## Exercise aim
Below are some entries. Output each one exactly as it appears.

[begin Record set]

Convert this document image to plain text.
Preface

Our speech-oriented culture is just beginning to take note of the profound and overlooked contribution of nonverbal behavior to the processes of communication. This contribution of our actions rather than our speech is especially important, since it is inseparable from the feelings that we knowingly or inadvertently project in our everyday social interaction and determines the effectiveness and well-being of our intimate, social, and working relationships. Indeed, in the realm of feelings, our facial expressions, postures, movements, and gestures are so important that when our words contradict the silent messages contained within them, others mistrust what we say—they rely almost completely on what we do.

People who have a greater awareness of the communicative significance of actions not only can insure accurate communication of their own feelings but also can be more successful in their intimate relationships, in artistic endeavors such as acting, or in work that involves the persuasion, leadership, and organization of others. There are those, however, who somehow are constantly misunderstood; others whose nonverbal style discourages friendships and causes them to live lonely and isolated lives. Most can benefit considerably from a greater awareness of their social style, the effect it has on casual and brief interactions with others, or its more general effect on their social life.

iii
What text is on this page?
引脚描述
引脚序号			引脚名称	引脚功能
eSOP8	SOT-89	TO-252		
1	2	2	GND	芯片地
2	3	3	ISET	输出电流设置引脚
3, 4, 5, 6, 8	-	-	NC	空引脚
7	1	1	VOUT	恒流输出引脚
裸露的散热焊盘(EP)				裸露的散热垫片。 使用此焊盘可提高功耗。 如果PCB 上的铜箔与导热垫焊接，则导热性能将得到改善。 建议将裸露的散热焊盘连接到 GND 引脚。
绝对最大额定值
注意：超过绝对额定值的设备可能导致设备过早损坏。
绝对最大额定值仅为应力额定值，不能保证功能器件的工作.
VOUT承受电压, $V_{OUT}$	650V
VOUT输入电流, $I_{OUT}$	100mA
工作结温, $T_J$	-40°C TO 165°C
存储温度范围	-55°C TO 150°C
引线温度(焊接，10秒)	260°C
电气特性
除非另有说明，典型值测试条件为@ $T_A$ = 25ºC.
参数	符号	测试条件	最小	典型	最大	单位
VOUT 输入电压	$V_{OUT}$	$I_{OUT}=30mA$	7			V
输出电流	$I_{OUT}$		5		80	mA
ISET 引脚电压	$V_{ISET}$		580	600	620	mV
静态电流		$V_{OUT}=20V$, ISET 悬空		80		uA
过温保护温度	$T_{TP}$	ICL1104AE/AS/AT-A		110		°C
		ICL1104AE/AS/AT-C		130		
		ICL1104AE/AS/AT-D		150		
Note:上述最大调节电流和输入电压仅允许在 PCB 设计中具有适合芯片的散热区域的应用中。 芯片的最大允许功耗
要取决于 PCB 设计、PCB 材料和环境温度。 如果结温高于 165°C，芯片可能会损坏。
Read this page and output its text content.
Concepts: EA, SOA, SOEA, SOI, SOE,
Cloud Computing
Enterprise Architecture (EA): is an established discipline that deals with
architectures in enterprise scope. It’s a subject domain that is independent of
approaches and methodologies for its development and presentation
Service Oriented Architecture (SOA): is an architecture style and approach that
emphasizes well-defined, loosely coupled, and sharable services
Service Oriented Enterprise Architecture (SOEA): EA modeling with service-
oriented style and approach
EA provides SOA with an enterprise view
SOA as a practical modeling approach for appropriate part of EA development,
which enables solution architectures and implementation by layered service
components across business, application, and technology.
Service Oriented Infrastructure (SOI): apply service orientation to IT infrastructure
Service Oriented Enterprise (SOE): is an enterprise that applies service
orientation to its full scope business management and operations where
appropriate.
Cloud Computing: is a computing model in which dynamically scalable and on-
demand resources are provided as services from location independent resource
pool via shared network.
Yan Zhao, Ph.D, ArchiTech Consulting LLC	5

[end Record set]

## Answer
Convert this document image to plain text.
Preface

Our speech-oriented culture is just beginning to take note of the profound and overlooked contribution of nonverbal behavior to the processes of communication. This contribution of our actions rather than our speech is especially important, since it is inseparable from the feelings that we knowingly or inadvertently project in our everyday social interaction and determines the effectiveness and well-being of our intimate, social, and working relationships. Indeed, in the realm of feelings, our facial expressions, postures, movements, and gestures are so important that when our words contradict the silent messages contained within them, others mistrust what we say—they rely almost completely on what we do.

People who have a greater awareness of the communicative significance of actions not only can insure accurate communication of their own feelings but also can be more successful in their intimate relationships, in artistic endeavors such as acting, or in work that involves the persuasion, leadership, and organization of others. There are those, however, who somehow are constantly misunderstood; others whose nonverbal style discourages friendships and causes them to live lonely and isolated lives. Most can benefit considerably from a greater awareness of their social style, the effect it has on casual and brief interactions with others, or its more general effect on their social life.

iii
What text is on this page?
引脚描述
引脚序号			引脚名称	引脚功能
eSOP8	SOT-89	TO-252		
1	2	2	GND	芯片地
2	3	3	ISET	输出电流设置引脚
3, 4, 5, 6, 8	-	-	NC	空引脚
7	1	1	VOUT	恒流输出引脚
裸露的散热焊盘(EP)				裸露的散热垫片。 使用此焊盘可提高功耗。 如果PCB 上的铜箔与导热垫焊接，则导热性能将得到改善。 建议将裸露的散热焊盘连接到 GND 引脚。
绝对最大额定值
注意：超过绝对额定值的设备可能导致设备过早损坏。
绝对最大额定值仅为应力额定值，不能保证功能器件的工作.
VOUT承受电压, $V_{OUT}$	650V
VOUT输入电流, $I_{OUT}$	100mA
工作结温, $T_J$	-40°C TO 165°C
存储温度范围	-55°C TO 150°C
引线温度(焊接，10秒)	260°C
电气特性
除非另有说明，典型值测试条件为@ $T_A$ = 25ºC.
参数	符号	测试条件	最小	典型	最大	单位
VOUT 输入电压	$V_{OUT}$	$I_{OUT}=30mA$	7			V
输出电流	$I_{OUT}$		5		80	mA
ISET 引脚电压	$V_{ISET}$		580	600	620	mV
静态电流		$V_{OUT}=20V$, ISET 悬空		80		uA
过温保护温度	$T_{TP}$	ICL1104AE/AS/AT-A		110		°C
		ICL1104AE/AS/AT-C		130		
		ICL1104AE/AS/AT-D		150		
Note:上述最大调节电流和输入电压仅允许在 PCB 设计中具有适合芯片的散热区域的应用中。 芯片的最大允许功耗
要取决于 PCB 设计、PCB 材料和环境温度。 如果结温高于 165°C，芯片可能会损坏。
Read this page and output its text content.
Concepts: EA, SOA, SOEA, SOI, SOE,
Cloud Computing
Enterprise Architecture (EA): is an established discipline that deals with
architectures in enterprise scope. It’s a subject domain that is independent of
approaches and methodologies for its development and presentation
Service Oriented Architecture (SOA): is an architecture style and approach that
emphasizes well-defined, loosely coupled, and sharable services
Service Oriented Enterprise Architecture (SOEA): EA modeling with service-
oriented style and approach
EA provides SOA with an enterprise view
SOA as a practical modeling approach for appropriate part of EA development,
which enables solution architectures and implementation by layered service
components across business, application, and technology.
Service Oriented Infrastructure (SOI): apply service orientation to IT infrastructure
Service Oriented Enterprise (SOE): is an enterprise that applies service
orientation to its full scope business management and operations where
appropriate.
Cloud Computing: is a computing model in which dynamically scalable and on-
demand resources are provided as services from location independent resource
pool via shared network.
Yan Zhao, Ph.D, ArchiTech Consulting LLC	5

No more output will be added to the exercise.